Problem requirements
What follows is a set of records; repeat all of them exactly.

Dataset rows
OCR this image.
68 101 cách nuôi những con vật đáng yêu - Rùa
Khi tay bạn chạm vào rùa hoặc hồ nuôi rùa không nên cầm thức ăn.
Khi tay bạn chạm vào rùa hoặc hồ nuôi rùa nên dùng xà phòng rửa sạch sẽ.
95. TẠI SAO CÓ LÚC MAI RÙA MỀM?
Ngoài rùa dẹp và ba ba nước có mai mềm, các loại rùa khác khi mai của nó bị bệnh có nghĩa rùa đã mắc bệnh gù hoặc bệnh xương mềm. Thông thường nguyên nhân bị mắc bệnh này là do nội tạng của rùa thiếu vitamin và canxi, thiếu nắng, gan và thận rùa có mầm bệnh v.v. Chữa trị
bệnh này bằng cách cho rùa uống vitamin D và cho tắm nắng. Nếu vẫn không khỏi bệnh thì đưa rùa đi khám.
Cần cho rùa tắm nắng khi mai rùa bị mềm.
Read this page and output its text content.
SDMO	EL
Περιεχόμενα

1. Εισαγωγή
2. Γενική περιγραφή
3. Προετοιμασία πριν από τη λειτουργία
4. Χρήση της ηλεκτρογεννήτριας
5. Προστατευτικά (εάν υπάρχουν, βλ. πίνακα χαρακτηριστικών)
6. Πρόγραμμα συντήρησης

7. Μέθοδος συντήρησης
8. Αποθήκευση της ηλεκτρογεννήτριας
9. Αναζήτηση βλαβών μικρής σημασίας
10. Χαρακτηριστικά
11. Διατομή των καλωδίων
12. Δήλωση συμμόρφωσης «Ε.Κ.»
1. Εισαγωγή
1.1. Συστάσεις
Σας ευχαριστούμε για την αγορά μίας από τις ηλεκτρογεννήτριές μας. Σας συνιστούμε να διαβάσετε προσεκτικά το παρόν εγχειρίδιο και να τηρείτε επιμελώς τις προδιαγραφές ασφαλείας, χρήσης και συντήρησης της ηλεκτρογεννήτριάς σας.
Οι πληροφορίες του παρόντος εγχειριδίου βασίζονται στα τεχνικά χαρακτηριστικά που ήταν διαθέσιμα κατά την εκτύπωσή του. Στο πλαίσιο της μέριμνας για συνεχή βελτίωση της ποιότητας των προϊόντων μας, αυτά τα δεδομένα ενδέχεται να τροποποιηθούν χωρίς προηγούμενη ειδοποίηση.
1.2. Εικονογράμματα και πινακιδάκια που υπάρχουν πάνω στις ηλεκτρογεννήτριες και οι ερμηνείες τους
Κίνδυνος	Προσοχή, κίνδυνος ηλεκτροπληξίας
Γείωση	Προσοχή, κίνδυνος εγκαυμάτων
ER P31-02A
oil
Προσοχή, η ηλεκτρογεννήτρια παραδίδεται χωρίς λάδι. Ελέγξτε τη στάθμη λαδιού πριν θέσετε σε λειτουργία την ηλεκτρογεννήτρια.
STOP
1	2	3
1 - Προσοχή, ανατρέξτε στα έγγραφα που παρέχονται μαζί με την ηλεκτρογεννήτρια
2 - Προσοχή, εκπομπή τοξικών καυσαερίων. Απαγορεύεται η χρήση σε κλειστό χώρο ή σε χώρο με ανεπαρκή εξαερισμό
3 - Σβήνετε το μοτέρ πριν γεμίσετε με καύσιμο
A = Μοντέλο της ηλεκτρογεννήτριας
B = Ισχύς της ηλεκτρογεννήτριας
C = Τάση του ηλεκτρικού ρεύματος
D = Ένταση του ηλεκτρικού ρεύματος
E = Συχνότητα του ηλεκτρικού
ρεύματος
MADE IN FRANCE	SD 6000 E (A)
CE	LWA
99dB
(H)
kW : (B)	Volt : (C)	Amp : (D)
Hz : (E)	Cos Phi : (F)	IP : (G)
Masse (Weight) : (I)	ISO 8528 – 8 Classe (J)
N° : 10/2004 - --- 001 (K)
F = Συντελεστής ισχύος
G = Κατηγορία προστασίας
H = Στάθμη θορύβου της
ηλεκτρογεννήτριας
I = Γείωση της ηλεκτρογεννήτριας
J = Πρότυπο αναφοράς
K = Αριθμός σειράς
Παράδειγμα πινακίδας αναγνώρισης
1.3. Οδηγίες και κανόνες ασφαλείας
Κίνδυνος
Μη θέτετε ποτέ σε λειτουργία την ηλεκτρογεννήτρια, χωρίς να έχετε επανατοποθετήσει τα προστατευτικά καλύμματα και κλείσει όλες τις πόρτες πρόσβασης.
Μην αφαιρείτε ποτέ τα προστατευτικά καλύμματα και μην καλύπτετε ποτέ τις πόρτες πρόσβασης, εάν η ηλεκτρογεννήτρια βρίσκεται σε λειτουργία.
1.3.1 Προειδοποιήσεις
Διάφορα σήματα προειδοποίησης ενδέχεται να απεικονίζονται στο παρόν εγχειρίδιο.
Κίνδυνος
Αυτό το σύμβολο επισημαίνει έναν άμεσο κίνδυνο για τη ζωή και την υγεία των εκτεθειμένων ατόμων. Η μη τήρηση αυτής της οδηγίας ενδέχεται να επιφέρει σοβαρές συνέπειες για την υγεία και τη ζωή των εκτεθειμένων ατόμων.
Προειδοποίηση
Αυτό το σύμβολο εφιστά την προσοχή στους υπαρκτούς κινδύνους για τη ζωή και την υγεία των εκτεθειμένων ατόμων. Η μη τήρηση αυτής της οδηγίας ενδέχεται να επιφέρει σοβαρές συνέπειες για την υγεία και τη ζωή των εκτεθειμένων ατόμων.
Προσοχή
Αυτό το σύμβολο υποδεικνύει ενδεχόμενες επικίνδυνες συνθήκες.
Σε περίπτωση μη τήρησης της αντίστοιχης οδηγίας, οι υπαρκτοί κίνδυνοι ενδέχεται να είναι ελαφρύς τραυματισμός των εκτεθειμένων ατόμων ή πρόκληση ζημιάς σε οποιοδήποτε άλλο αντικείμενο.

Written response
OCR this image.
68 101 cách nuôi những con vật đáng yêu - Rùa
Khi tay bạn chạm vào rùa hoặc hồ nuôi rùa không nên cầm thức ăn.
Khi tay bạn chạm vào rùa hoặc hồ nuôi rùa nên dùng xà phòng rửa sạch sẽ.
95. TẠI SAO CÓ LÚC MAI RÙA MỀM?
Ngoài rùa dẹp và ba ba nước có mai mềm, các loại rùa khác khi mai của nó bị bệnh có nghĩa rùa đã mắc bệnh gù hoặc bệnh xương mềm. Thông thường nguyên nhân bị mắc bệnh này là do nội tạng của rùa thiếu vitamin và canxi, thiếu nắng, gan và thận rùa có mầm bệnh v.v. Chữa trị
bệnh này bằng cách cho rùa uống vitamin D và cho tắm nắng. Nếu vẫn không khỏi bệnh thì đưa rùa đi khám.
Cần cho rùa tắm nắng khi mai rùa bị mềm.
Read this page and output its text content.
SDMO	EL
Περιεχόμενα

1. Εισαγωγή
2. Γενική περιγραφή
3. Προετοιμασία πριν από τη λειτουργία
4. Χρήση της ηλεκτρογεννήτριας
5. Προστατευτικά (εάν υπάρχουν, βλ. πίνακα χαρακτηριστικών)
6. Πρόγραμμα συντήρησης

7. Μέθοδος συντήρησης
8. Αποθήκευση της ηλεκτρογεννήτριας
9. Αναζήτηση βλαβών μικρής σημασίας
10. Χαρακτηριστικά
11. Διατομή των καλωδίων
12. Δήλωση συμμόρφωσης «Ε.Κ.»
1. Εισαγωγή
1.1. Συστάσεις
Σας ευχαριστούμε για την αγορά μίας από τις ηλεκτρογεννήτριές μας. Σας συνιστούμε να διαβάσετε προσεκτικά το παρόν εγχειρίδιο και να τηρείτε επιμελώς τις προδιαγραφές ασφαλείας, χρήσης και συντήρησης της ηλεκτρογεννήτριάς σας.
Οι πληροφορίες του παρόντος εγχειριδίου βασίζονται στα τεχνικά χαρακτηριστικά που ήταν διαθέσιμα κατά την εκτύπωσή του. Στο πλαίσιο της μέριμνας για συνεχή βελτίωση της ποιότητας των προϊόντων μας, αυτά τα δεδομένα ενδέχεται να τροποποιηθούν χωρίς προηγούμενη ειδοποίηση.
1.2. Εικονογράμματα και πινακιδάκια που υπάρχουν πάνω στις ηλεκτρογεννήτριες και οι ερμηνείες τους
Κίνδυνος	Προσοχή, κίνδυνος ηλεκτροπληξίας
Γείωση	Προσοχή, κίνδυνος εγκαυμάτων
ER P31-02A
oil
Προσοχή, η ηλεκτρογεννήτρια παραδίδεται χωρίς λάδι. Ελέγξτε τη στάθμη λαδιού πριν θέσετε σε λειτουργία την ηλεκτρογεννήτρια.
STOP
1	2	3
1 - Προσοχή, ανατρέξτε στα έγγραφα που παρέχονται μαζί με την ηλεκτρογεννήτρια
2 - Προσοχή, εκπομπή τοξικών καυσαερίων. Απαγορεύεται η χρήση σε κλειστό χώρο ή σε χώρο με ανεπαρκή εξαερισμό
3 - Σβήνετε το μοτέρ πριν γεμίσετε με καύσιμο
A = Μοντέλο της ηλεκτρογεννήτριας
B = Ισχύς της ηλεκτρογεννήτριας
C = Τάση του ηλεκτρικού ρεύματος
D = Ένταση του ηλεκτρικού ρεύματος
E = Συχνότητα του ηλεκτρικού
ρεύματος
MADE IN FRANCE	SD 6000 E (A)
CE	LWA
99dB
(H)
kW : (B)	Volt : (C)	Amp : (D)
Hz : (E)	Cos Phi : (F)	IP : (G)
Masse (Weight) : (I)	ISO 8528 – 8 Classe (J)
N° : 10/2004 - --- 001 (K)
F = Συντελεστής ισχύος
G = Κατηγορία προστασίας
H = Στάθμη θορύβου της
ηλεκτρογεννήτριας
I = Γείωση της ηλεκτρογεννήτριας
J = Πρότυπο αναφοράς
K = Αριθμός σειράς
Παράδειγμα πινακίδας αναγνώρισης
1.3. Οδηγίες και κανόνες ασφαλείας
Κίνδυνος
Μη θέτετε ποτέ σε λειτουργία την ηλεκτρογεννήτρια, χωρίς να έχετε επανατοποθετήσει τα προστατευτικά καλύμματα και κλείσει όλες τις πόρτες πρόσβασης.
Μην αφαιρείτε ποτέ τα προστατευτικά καλύμματα και μην καλύπτετε ποτέ τις πόρτες πρόσβασης, εάν η ηλεκτρογεννήτρια βρίσκεται σε λειτουργία.
1.3.1 Προειδοποιήσεις
Διάφορα σήματα προειδοποίησης ενδέχεται να απεικονίζονται στο παρόν εγχειρίδιο.
Κίνδυνος
Αυτό το σύμβολο επισημαίνει έναν άμεσο κίνδυνο για τη ζωή και την υγεία των εκτεθειμένων ατόμων. Η μη τήρηση αυτής της οδηγίας ενδέχεται να επιφέρει σοβαρές συνέπειες για την υγεία και τη ζωή των εκτεθειμένων ατόμων.
Προειδοποίηση
Αυτό το σύμβολο εφιστά την προσοχή στους υπαρκτούς κινδύνους για τη ζωή και την υγεία των εκτεθειμένων ατόμων. Η μη τήρηση αυτής της οδηγίας ενδέχεται να επιφέρει σοβαρές συνέπειες για την υγεία και τη ζωή των εκτεθειμένων ατόμων.
Προσοχή
Αυτό το σύμβολο υποδεικνύει ενδεχόμενες επικίνδυνες συνθήκες.
Σε περίπτωση μη τήρησης της αντίστοιχης οδηγίας, οι υπαρκτοί κίνδυνοι ενδέχεται να είναι ελαφρύς τραυματισμός των εκτεθειμένων ατόμων ή πρόκληση ζημιάς σε οποιοδήποτε άλλο αντικείμενο.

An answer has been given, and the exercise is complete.